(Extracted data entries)

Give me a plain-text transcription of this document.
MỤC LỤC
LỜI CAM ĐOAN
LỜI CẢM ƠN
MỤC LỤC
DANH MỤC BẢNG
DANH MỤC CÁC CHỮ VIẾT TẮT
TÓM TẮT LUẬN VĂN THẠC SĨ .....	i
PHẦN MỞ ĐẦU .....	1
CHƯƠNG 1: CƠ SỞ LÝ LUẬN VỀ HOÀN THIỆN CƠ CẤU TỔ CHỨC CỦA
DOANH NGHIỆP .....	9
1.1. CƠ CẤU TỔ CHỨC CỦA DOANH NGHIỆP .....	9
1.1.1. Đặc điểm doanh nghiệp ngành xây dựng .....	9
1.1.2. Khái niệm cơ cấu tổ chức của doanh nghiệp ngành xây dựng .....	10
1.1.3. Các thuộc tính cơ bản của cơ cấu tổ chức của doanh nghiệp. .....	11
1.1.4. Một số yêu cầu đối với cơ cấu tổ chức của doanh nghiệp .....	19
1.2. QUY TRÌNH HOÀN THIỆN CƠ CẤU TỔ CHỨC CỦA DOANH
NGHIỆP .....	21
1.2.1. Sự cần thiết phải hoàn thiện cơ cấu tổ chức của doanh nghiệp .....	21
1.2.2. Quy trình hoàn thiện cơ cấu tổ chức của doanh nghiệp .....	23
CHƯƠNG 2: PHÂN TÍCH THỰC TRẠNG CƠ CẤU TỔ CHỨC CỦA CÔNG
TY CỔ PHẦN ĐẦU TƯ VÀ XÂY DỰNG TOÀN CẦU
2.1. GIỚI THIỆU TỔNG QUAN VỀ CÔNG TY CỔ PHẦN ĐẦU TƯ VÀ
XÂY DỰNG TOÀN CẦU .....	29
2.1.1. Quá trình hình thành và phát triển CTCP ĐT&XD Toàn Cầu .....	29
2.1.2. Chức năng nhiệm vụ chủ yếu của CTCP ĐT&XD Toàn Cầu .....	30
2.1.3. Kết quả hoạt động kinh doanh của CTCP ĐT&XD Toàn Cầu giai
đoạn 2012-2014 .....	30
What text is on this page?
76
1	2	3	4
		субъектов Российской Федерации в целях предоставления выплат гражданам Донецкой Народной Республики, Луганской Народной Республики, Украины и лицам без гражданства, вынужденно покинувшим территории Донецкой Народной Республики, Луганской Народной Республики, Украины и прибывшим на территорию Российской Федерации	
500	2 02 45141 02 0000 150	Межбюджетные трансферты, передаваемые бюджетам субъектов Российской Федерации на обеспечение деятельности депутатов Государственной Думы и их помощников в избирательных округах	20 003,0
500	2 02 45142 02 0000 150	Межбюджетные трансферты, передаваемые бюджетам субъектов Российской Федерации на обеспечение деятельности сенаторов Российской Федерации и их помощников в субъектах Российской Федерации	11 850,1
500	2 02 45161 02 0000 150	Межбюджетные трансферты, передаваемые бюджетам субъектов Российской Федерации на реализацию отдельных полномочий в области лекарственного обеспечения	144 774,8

WRITTEN EXERCISE:
Search the records for the string "DANH" and return every line in which it occurs.

COMPLETED EXERCISE:
DANH MỤC BẢNG
DANH MỤC CÁC CHỮ VIẾT TẮT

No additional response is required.